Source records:
+ + +

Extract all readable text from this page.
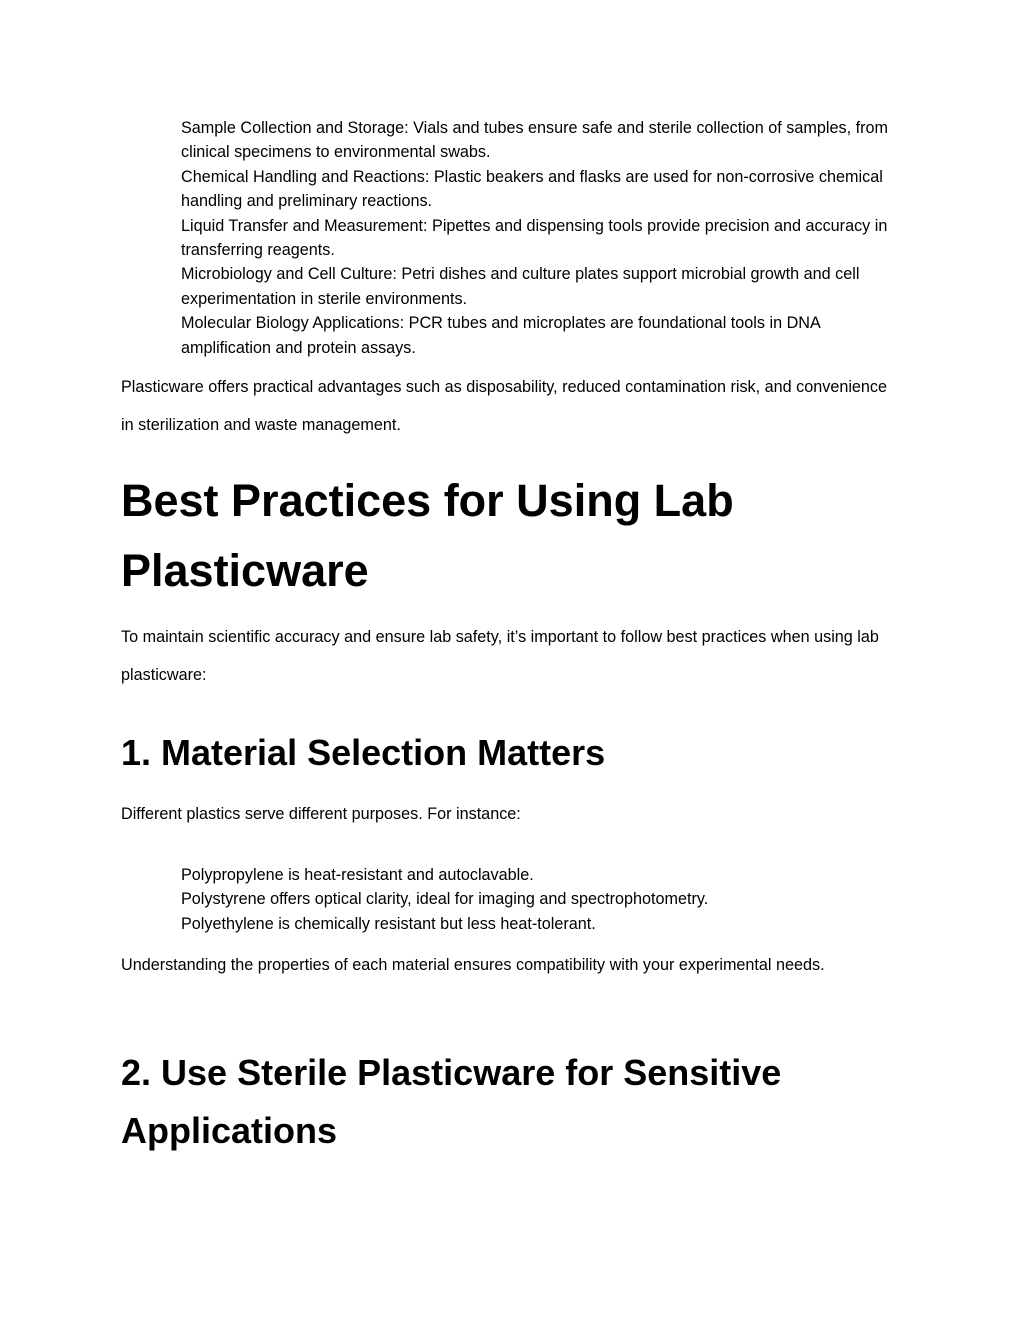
Sample Collection and Storage: Vials and tubes ensure safe and sterile collection of samples, from clinical specimens to environmental swabs.
Chemical Handling and Reactions: Plastic beakers and flasks are used for non-corrosive chemical handling and preliminary reactions.
Liquid Transfer and Measurement: Pipettes and dispensing tools provide precision and accuracy in transferring reagents.
Microbiology and Cell Culture: Petri dishes and culture plates support microbial growth and cell experimentation in sterile environments.
Molecular Biology Applications: PCR tubes and microplates are foundational tools in DNA amplification and protein assays.

Plasticware offers practical advantages such as disposability, reduced contamination risk, and convenience in sterilization and waste management.

Best Practices for Using Lab Plasticware

To maintain scientific accuracy and ensure lab safety, it’s important to follow best practices when using lab plasticware:

1. Material Selection Matters

Different plastics serve different purposes. For instance:

Polypropylene is heat-resistant and autoclavable.
Polystyrene offers optical clarity, ideal for imaging and spectrophotometry.
Polyethylene is chemically resistant but less heat-tolerant.

Understanding the properties of each material ensures compatibility with your experimental needs.

2. Use Sterile Plasticware for Sensitive Applications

+ + +

(Directions for this task): Return the full set of lines above word for word and with no pictures.

(Answer space):
Extract all readable text from this page.
Sample Collection and Storage: Vials and tubes ensure safe and sterile collection of samples, from clinical specimens to environmental swabs.
Chemical Handling and Reactions: Plastic beakers and flasks are used for non-corrosive chemical handling and preliminary reactions.
Liquid Transfer and Measurement: Pipettes and dispensing tools provide precision and accuracy in transferring reagents.
Microbiology and Cell Culture: Petri dishes and culture plates support microbial growth and cell experimentation in sterile environments.
Molecular Biology Applications: PCR tubes and microplates are foundational tools in DNA amplification and protein assays.

Plasticware offers practical advantages such as disposability, reduced contamination risk, and convenience in sterilization and waste management.

Best Practices for Using Lab Plasticware

To maintain scientific accuracy and ensure lab safety, it’s important to follow best practices when using lab plasticware:

1. Material Selection Matters

Different plastics serve different purposes. For instance:

Polypropylene is heat-resistant and autoclavable.
Polystyrene offers optical clarity, ideal for imaging and spectrophotometry.
Polyethylene is chemically resistant but less heat-tolerant.

Understanding the properties of each material ensures compatibility with your experimental needs.

2. Use Sterile Plasticware for Sensitive Applications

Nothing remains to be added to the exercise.